* **WHAT THE TASK REQUIRES**
Quote every line of the records exactly, from the line containing "action-button[interactable]: INSERT: [32, 325, 262, 392]" down to the line containing "nav-tab[interactable]: READ: [169, 440, 321, 480]", including both of those lines.
###
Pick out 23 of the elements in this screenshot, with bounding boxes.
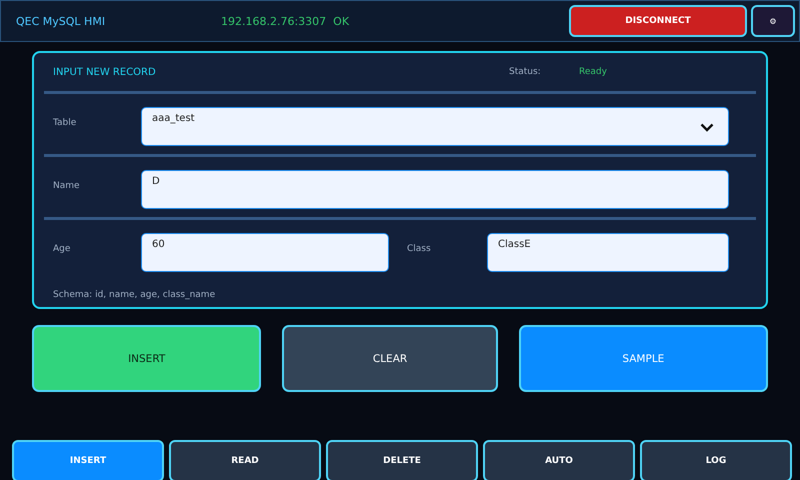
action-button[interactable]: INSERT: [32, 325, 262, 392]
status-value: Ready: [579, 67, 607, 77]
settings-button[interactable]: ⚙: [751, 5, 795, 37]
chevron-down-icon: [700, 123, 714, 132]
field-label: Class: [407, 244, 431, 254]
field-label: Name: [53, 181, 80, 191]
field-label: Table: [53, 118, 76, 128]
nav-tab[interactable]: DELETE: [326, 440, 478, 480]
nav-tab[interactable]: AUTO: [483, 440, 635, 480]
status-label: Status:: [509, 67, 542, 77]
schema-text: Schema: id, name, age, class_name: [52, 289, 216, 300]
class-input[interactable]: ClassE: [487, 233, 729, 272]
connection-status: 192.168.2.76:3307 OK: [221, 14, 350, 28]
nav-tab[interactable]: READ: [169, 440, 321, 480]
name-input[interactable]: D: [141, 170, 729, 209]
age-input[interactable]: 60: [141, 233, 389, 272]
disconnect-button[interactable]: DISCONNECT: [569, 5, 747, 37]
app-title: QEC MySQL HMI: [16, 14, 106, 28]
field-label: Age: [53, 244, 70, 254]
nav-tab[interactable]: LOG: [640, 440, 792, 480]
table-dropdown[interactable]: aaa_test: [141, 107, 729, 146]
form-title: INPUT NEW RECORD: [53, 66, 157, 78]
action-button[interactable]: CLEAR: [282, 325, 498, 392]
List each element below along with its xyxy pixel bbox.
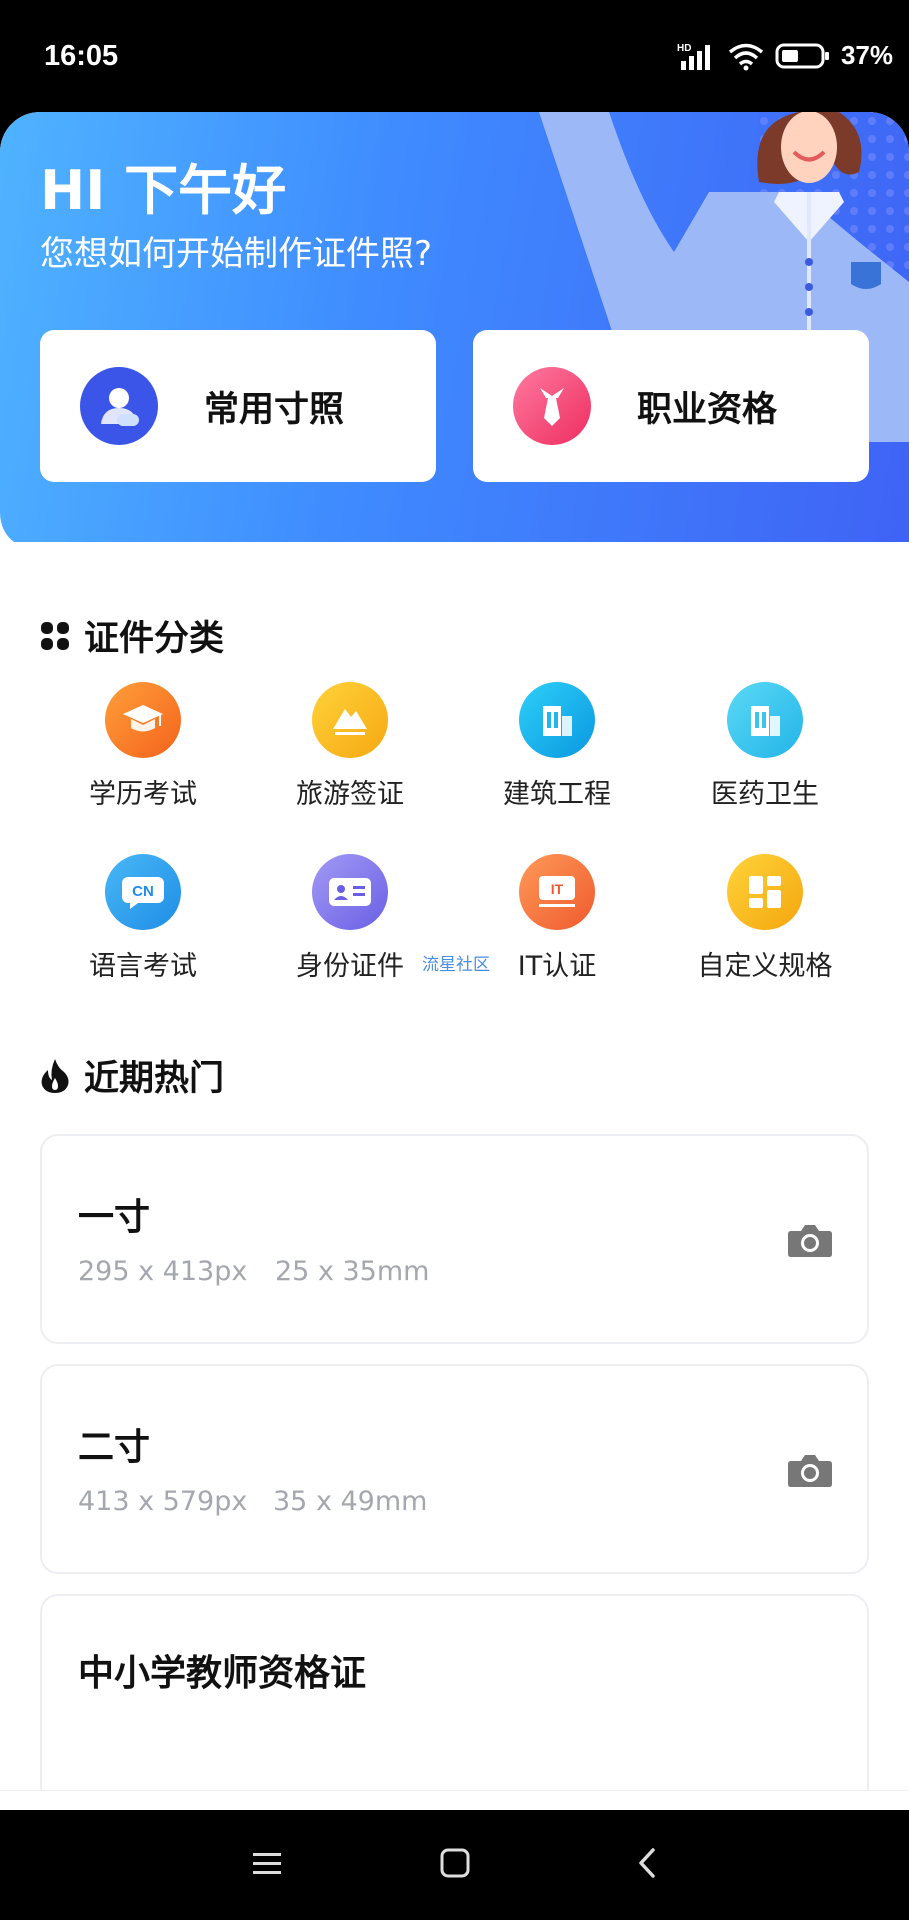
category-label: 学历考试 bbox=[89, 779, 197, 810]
###
* **ANSWER TO THIS PROBLEM**
action-button[interactable]: INSERT: [32, 325, 262, 392]
status-value: Ready: [579, 67, 607, 77]
settings-button[interactable]: ⚙: [751, 5, 795, 37]
chevron-down-icon: [700, 123, 714, 132]
field-label: Class: [407, 244, 431, 254]
field-label: Name: [53, 181, 80, 191]
field-label: Table: [53, 118, 76, 128]
nav-tab[interactable]: DELETE: [326, 440, 478, 480]
nav-tab[interactable]: AUTO: [483, 440, 635, 480]
status-label: Status:: [509, 67, 542, 77]
schema-text: Schema: id, name, age, class_name: [52, 289, 216, 300]
class-input[interactable]: ClassE: [487, 233, 729, 272]
connection-status: 192.168.2.76:3307 OK: [221, 14, 350, 28]
nav-tab[interactable]: READ: [169, 440, 321, 480]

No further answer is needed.